▶ THE TASK
Repeat the material verbatim. Images are excluded from the copy.

▶ SUPPLIED DATA
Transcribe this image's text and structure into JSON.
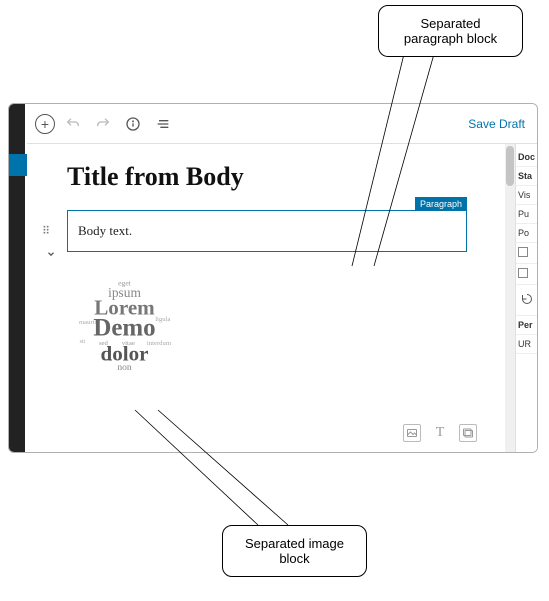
{
  "callouts": {
    "top": "Separated paragraph block",
    "bottom": "Separated image block"
  },
  "toolbar": {
    "save_draft": "Save Draft"
  },
  "editor": {
    "title": "Title from Body",
    "paragraph_text": "Body text.",
    "block_type_label": "Paragraph"
  },
  "sidebar": {
    "tab": "Doc",
    "sections": {
      "status": "Sta",
      "visibility": "Vis",
      "publish": "Pu",
      "post": "Po",
      "permalink": "Per",
      "url": "UR"
    }
  },
  "icons": {
    "add": "+",
    "image_alt": "Word cloud with Lorem Ipsum Demo dolor text"
  }
}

▶ EXPECTED ANSWER
Transcribe this image's text and structure into JSON.
{
  "callouts": {
    "top": "Separated paragraph block",
    "bottom": "Separated image block"
  },
  "toolbar": {
    "save_draft": "Save Draft"
  },
  "editor": {
    "title": "Title from Body",
    "paragraph_text": "Body text.",
    "block_type_label": "Paragraph"
  },
  "sidebar": {
    "tab": "Doc",
    "sections": {
      "status": "Sta",
      "visibility": "Vis",
      "publish": "Pu",
      "post": "Po",
      "permalink": "Per",
      "url": "UR"
    }
  },
  "icons": {
    "add": "+",
    "image_alt": "Word cloud with Lorem Ipsum Demo dolor text"
  }
}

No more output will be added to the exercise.